● **EXCERPT PROVIDED**:
_ _ _ _ _ _ _

Note that you you have to run dbt compile --target prod or any of the other dbt commands listed in the dbt documentation above to get a fresh copy of your manifest.json. Remember to run it against your production target.

When using the dbt-metabase CLI, you must provide a --dbt_manifest_path argument pointing to your manifest.json file (usually in the target/ folder of your dbt project).

2. Direct parsing

The second alternative is to provide the path to your dbt project root folder using the argument --dbt_path. dbt-metabase will then look for all .yml files and parse your documentation and tests directly from there. It will not support dbt projects with custom schemas.

Semantic Types

Now that we have primary and foreign keys, let’s tell Metabase that email column contains email addresses.

Change the email column as follows:

- name: email
  description: User's email address.
  meta:
    metabase.semantic_type: type/Email

Once you run dbt-metabase export again, you will notice that EMAIL is now marked as “Email”.

Here is the list of semantic types (formerly known as special types) currently accepted by Metabase:

  • type/PK

  • type/FK

  • type/AvatarURL

  • type/Category

  • type/City

  • type/Country

  • type/Currency

  • type/Description

  • type/Email

  • type/Enum

  • type/ImageURL

  • type/SerializedJSON

  • type/Latitude

  • type/Longitude

  • type/Number

  • type/State

  • type/URL

  • type/ZipCode

  • type/Quantity

  • type/Income

  • type/Discount

  • type/CreationTimestamp

  • type/CreationTime

  • type/CreationDate

  • type/CancelationTimestamp

  • type/CancelationTime

  • type/CancelationDate

  • type/DeletionTimestamp

  • type/DeletionTime

  • type/DeletionDate

  • type/Product

  • type/User

  • type/Source

  • type/Price

  • type/JoinTimestamp

  • type/JoinTime

  • type/JoinDate

  • type/Share

  • type/Owner

  • type/Company

  • type/Subscription

  • type/Score

  • type/Title

  • type/Comment

  • type/Cost

  • type/GrossMargin

  • type/Birthdate

If you notice new ones, please submit a PR to update this readme.

_ _ _ _ _ _ _

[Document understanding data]
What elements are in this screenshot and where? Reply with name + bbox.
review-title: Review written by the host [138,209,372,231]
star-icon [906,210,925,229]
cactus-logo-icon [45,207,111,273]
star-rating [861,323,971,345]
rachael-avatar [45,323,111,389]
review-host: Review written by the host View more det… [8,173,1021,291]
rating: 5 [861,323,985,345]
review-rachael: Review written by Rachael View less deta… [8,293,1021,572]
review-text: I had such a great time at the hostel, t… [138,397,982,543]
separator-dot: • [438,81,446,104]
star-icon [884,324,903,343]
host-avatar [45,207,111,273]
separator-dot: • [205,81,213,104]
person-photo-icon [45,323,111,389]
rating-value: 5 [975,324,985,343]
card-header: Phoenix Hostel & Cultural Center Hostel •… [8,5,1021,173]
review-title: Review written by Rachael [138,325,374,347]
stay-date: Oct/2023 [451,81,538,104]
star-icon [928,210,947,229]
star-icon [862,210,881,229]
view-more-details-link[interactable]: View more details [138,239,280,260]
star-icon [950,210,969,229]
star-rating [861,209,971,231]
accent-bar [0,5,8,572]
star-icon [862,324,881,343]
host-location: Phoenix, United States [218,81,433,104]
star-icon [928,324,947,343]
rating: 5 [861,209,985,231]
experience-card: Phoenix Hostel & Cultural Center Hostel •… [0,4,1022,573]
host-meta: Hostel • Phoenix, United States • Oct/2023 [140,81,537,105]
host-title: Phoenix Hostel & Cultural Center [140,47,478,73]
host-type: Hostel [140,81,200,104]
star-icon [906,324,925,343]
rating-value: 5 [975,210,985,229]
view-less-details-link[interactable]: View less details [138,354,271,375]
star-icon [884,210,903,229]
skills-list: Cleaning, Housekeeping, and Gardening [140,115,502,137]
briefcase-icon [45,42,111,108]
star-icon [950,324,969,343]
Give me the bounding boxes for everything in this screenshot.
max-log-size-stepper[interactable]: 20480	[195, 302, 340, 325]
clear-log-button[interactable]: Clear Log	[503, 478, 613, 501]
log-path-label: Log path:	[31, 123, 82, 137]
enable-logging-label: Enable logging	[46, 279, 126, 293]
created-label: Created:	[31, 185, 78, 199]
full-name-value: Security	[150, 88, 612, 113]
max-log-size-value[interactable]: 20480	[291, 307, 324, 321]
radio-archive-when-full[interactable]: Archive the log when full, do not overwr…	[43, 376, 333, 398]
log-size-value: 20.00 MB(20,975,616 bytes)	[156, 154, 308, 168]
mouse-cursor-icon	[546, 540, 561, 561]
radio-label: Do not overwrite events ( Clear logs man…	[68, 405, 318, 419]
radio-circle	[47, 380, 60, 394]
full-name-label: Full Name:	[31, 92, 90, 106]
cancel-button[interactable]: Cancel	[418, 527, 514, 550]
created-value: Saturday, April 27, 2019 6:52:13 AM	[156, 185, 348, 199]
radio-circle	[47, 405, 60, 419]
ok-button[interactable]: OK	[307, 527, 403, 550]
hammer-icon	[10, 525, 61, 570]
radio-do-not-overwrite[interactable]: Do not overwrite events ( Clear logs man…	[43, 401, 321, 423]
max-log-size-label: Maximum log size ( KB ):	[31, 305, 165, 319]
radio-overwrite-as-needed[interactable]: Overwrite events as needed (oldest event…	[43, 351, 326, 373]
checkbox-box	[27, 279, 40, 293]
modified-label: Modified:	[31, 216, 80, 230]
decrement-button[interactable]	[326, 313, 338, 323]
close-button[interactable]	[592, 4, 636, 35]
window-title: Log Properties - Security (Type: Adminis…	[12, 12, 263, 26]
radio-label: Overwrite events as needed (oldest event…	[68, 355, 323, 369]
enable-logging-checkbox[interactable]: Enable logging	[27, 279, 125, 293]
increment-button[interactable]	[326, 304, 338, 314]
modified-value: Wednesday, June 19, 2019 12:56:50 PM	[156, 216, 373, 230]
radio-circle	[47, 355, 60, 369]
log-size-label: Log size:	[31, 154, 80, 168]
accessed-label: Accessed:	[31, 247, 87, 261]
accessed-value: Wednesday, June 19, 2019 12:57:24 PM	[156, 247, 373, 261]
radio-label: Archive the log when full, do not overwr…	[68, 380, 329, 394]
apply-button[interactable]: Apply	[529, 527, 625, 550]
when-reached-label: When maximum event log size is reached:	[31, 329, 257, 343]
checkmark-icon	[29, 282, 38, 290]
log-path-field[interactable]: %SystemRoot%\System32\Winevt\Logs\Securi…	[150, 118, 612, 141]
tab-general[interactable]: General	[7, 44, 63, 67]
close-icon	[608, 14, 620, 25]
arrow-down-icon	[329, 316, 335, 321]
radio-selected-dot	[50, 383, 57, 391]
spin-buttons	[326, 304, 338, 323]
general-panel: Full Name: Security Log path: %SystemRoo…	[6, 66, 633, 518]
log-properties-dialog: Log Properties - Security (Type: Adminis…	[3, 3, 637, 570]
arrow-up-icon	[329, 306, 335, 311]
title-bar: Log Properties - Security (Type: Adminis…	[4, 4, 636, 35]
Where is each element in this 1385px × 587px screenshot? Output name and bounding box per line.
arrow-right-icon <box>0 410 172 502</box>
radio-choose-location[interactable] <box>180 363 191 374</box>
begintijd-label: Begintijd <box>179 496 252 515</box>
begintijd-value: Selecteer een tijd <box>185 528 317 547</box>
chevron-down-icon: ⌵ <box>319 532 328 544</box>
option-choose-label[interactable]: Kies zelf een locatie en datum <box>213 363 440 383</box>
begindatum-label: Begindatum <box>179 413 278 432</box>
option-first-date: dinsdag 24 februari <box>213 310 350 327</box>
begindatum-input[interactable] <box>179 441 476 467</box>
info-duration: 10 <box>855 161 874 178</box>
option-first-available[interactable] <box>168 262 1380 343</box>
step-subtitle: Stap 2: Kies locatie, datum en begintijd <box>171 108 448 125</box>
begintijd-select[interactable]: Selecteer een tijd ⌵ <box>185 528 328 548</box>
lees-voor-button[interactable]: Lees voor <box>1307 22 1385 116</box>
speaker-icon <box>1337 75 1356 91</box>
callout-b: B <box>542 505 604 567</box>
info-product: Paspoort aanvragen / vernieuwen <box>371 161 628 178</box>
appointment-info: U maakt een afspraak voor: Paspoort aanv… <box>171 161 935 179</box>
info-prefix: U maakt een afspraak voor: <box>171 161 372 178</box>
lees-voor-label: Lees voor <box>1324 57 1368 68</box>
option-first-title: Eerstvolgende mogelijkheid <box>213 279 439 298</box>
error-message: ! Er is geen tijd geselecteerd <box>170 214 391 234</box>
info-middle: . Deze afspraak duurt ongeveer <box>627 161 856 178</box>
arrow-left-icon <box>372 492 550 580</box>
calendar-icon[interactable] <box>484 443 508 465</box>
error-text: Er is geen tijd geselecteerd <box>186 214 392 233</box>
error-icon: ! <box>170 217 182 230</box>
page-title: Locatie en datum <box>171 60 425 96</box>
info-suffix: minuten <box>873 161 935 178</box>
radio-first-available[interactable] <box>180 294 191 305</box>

_ _ _ _ _ _ _

● **TASK REQUIREMENTS**:
- A) In the dbt-metabase excerpt, what were semantic types formerly called?
- B) Write the next part of the dbt-metabase excerpt, picking up after its final sentence.

● **LIST OF ANSWERS**:
- A) Special types.

- B)
Visibility Types

In addition to semantic types, you can optionally specify visibility for each field. This affects whether or not they are displayed in the Metabase UI.

Here is how you would hide that same email:

- name: email
  description: User's email address.
  meta:
    metabase.semantic_type: type/Email
    metabase.visibility_type: sensitive

Here are the visibility types supported by Metabase:

  • normal (default)

  • details-only

  • sensitive

  • hidden (supported but not reflected in the UI)

  • retired (supported but not reflected in the UI)

If you notice new ones, please submit a PR to update this readme.

Database Sync

By default, dbt-metabase will tell Metabase to synchronize database fields and wait for the data model to contain all the tables and columns in your dbt project.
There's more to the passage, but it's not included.